- **Job**: Every entry must be copied word for word.

- **Exercise data**:
<<<<
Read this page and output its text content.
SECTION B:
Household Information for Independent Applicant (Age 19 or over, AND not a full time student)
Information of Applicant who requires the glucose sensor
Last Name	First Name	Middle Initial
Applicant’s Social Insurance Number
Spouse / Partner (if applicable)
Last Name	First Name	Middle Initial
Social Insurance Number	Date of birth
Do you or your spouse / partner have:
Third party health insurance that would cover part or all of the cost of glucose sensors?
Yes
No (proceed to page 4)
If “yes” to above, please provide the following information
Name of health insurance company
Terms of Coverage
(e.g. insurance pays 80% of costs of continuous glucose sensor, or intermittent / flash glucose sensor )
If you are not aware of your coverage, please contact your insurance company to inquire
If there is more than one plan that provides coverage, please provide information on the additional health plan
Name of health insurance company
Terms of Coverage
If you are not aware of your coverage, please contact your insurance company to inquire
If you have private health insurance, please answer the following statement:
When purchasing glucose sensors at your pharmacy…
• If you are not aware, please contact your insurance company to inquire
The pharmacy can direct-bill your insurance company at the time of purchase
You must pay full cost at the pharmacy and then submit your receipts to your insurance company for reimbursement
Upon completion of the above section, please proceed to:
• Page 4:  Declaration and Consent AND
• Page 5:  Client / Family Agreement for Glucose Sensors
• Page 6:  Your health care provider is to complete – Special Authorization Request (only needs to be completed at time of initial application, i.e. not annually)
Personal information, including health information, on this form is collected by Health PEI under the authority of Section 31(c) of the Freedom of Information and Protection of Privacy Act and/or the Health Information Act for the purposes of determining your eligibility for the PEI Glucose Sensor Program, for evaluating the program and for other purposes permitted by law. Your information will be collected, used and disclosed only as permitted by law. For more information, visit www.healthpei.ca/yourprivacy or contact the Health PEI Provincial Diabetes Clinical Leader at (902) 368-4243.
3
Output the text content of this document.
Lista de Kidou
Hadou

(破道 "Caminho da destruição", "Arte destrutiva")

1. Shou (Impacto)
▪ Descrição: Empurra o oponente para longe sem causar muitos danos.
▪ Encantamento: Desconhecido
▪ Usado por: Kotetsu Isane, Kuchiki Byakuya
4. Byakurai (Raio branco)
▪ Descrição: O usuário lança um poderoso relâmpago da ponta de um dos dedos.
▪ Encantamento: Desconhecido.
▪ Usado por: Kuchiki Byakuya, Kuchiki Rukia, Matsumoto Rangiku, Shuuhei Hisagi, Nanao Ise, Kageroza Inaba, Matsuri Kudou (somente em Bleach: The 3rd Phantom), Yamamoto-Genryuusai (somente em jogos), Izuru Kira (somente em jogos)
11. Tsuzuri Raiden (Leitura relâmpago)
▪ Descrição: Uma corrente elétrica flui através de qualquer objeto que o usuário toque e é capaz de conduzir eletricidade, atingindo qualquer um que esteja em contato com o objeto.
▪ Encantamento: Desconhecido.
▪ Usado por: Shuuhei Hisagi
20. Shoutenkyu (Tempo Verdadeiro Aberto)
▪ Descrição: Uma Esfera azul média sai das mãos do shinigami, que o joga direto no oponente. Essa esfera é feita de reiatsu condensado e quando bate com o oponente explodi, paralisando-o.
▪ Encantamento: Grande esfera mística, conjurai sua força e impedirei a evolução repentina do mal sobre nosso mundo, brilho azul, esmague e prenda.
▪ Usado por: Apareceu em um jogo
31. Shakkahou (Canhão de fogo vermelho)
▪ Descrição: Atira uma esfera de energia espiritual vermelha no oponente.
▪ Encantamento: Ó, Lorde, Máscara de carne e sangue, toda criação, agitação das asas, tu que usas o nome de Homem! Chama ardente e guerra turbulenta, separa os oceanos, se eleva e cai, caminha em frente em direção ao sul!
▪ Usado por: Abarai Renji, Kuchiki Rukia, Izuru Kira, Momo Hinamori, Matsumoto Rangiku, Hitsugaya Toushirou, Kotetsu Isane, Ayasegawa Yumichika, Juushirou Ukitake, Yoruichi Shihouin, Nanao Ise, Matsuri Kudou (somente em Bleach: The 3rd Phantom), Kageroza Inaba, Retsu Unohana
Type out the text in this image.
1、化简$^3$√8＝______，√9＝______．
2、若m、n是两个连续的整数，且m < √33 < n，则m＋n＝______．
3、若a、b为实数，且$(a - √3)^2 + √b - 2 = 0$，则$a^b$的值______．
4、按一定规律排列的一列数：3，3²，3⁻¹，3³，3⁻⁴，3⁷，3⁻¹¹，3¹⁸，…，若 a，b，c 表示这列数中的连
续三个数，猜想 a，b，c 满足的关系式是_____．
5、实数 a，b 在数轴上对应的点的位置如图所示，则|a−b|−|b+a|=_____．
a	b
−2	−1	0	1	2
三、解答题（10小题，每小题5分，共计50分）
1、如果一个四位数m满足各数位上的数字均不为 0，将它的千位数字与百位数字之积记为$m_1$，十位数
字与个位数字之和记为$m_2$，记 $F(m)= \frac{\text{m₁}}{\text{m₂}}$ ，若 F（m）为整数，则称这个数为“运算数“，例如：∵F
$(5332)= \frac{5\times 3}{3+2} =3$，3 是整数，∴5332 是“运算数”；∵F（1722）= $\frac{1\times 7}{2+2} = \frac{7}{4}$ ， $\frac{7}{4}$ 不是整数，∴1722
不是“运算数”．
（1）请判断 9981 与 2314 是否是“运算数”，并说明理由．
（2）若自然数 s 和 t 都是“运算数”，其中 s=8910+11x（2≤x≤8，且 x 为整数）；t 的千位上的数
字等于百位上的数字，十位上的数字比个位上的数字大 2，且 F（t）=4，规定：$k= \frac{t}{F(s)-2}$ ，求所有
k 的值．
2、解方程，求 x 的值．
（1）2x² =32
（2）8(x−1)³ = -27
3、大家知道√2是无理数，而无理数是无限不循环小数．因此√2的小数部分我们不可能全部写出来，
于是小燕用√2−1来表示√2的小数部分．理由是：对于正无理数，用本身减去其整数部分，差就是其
>>>>
- **The solution**:
Read this page and output its text content.
SECTION B:
Household Information for Independent Applicant (Age 19 or over, AND not a full time student)
Information of Applicant who requires the glucose sensor
Last Name	First Name	Middle Initial
Applicant’s Social Insurance Number
Spouse / Partner (if applicable)
Last Name	First Name	Middle Initial
Social Insurance Number	Date of birth
Do you or your spouse / partner have:
Third party health insurance that would cover part or all of the cost of glucose sensors?
Yes
No (proceed to page 4)
If “yes” to above, please provide the following information
Name of health insurance company
Terms of Coverage
(e.g. insurance pays 80% of costs of continuous glucose sensor, or intermittent / flash glucose sensor )
If you are not aware of your coverage, please contact your insurance company to inquire
If there is more than one plan that provides coverage, please provide information on the additional health plan
Name of health insurance company
Terms of Coverage
If you are not aware of your coverage, please contact your insurance company to inquire
If you have private health insurance, please answer the following statement:
When purchasing glucose sensors at your pharmacy…
• If you are not aware, please contact your insurance company to inquire
The pharmacy can direct-bill your insurance company at the time of purchase
You must pay full cost at the pharmacy and then submit your receipts to your insurance company for reimbursement
Upon completion of the above section, please proceed to:
• Page 4:  Declaration and Consent AND
• Page 5:  Client / Family Agreement for Glucose Sensors
• Page 6:  Your health care provider is to complete – Special Authorization Request (only needs to be completed at time of initial application, i.e. not annually)
Personal information, including health information, on this form is collected by Health PEI under the authority of Section 31(c) of the Freedom of Information and Protection of Privacy Act and/or the Health Information Act for the purposes of determining your eligibility for the PEI Glucose Sensor Program, for evaluating the program and for other purposes permitted by law. Your information will be collected, used and disclosed only as permitted by law. For more information, visit www.healthpei.ca/yourprivacy or contact the Health PEI Provincial Diabetes Clinical Leader at (902) 368-4243.
3
Output the text content of this document.
Lista de Kidou
Hadou

(破道 "Caminho da destruição", "Arte destrutiva")

1. Shou (Impacto)
▪ Descrição: Empurra o oponente para longe sem causar muitos danos.
▪ Encantamento: Desconhecido
▪ Usado por: Kotetsu Isane, Kuchiki Byakuya
4. Byakurai (Raio branco)
▪ Descrição: O usuário lança um poderoso relâmpago da ponta de um dos dedos.
▪ Encantamento: Desconhecido.
▪ Usado por: Kuchiki Byakuya, Kuchiki Rukia, Matsumoto Rangiku, Shuuhei Hisagi, Nanao Ise, Kageroza Inaba, Matsuri Kudou (somente em Bleach: The 3rd Phantom), Yamamoto-Genryuusai (somente em jogos), Izuru Kira (somente em jogos)
11. Tsuzuri Raiden (Leitura relâmpago)
▪ Descrição: Uma corrente elétrica flui através de qualquer objeto que o usuário toque e é capaz de conduzir eletricidade, atingindo qualquer um que esteja em contato com o objeto.
▪ Encantamento: Desconhecido.
▪ Usado por: Shuuhei Hisagi
20. Shoutenkyu (Tempo Verdadeiro Aberto)
▪ Descrição: Uma Esfera azul média sai das mãos do shinigami, que o joga direto no oponente. Essa esfera é feita de reiatsu condensado e quando bate com o oponente explodi, paralisando-o.
▪ Encantamento: Grande esfera mística, conjurai sua força e impedirei a evolução repentina do mal sobre nosso mundo, brilho azul, esmague e prenda.
▪ Usado por: Apareceu em um jogo
31. Shakkahou (Canhão de fogo vermelho)
▪ Descrição: Atira uma esfera de energia espiritual vermelha no oponente.
▪ Encantamento: Ó, Lorde, Máscara de carne e sangue, toda criação, agitação das asas, tu que usas o nome de Homem! Chama ardente e guerra turbulenta, separa os oceanos, se eleva e cai, caminha em frente em direção ao sul!
▪ Usado por: Abarai Renji, Kuchiki Rukia, Izuru Kira, Momo Hinamori, Matsumoto Rangiku, Hitsugaya Toushirou, Kotetsu Isane, Ayasegawa Yumichika, Juushirou Ukitake, Yoruichi Shihouin, Nanao Ise, Matsuri Kudou (somente em Bleach: The 3rd Phantom), Kageroza Inaba, Retsu Unohana
Type out the text in this image.
1、化简$^3$√8＝______，√9＝______．
2、若m、n是两个连续的整数，且m < √33 < n，则m＋n＝______．
3、若a、b为实数，且$(a - √3)^2 + √b - 2 = 0$，则$a^b$的值______．
4、按一定规律排列的一列数：3，3²，3⁻¹，3³，3⁻⁴，3⁷，3⁻¹¹，3¹⁸，…，若 a，b，c 表示这列数中的连
续三个数，猜想 a，b，c 满足的关系式是_____．
5、实数 a，b 在数轴上对应的点的位置如图所示，则|a−b|−|b+a|=_____．
a	b
−2	−1	0	1	2
三、解答题（10小题，每小题5分，共计50分）
1、如果一个四位数m满足各数位上的数字均不为 0，将它的千位数字与百位数字之积记为$m_1$，十位数
字与个位数字之和记为$m_2$，记 $F(m)= \frac{\text{m₁}}{\text{m₂}}$ ，若 F（m）为整数，则称这个数为“运算数“，例如：∵F
$(5332)= \frac{5\times 3}{3+2} =3$，3 是整数，∴5332 是“运算数”；∵F（1722）= $\frac{1\times 7}{2+2} = \frac{7}{4}$ ， $\frac{7}{4}$ 不是整数，∴1722
不是“运算数”．
（1）请判断 9981 与 2314 是否是“运算数”，并说明理由．
（2）若自然数 s 和 t 都是“运算数”，其中 s=8910+11x（2≤x≤8，且 x 为整数）；t 的千位上的数
字等于百位上的数字，十位上的数字比个位上的数字大 2，且 F（t）=4，规定：$k= \frac{t}{F(s)-2}$ ，求所有
k 的值．
2、解方程，求 x 的值．
（1）2x² =32
（2）8(x−1)³ = -27
3、大家知道√2是无理数，而无理数是无限不循环小数．因此√2的小数部分我们不可能全部写出来，
于是小燕用√2−1来表示√2的小数部分．理由是：对于正无理数，用本身减去其整数部分，差就是其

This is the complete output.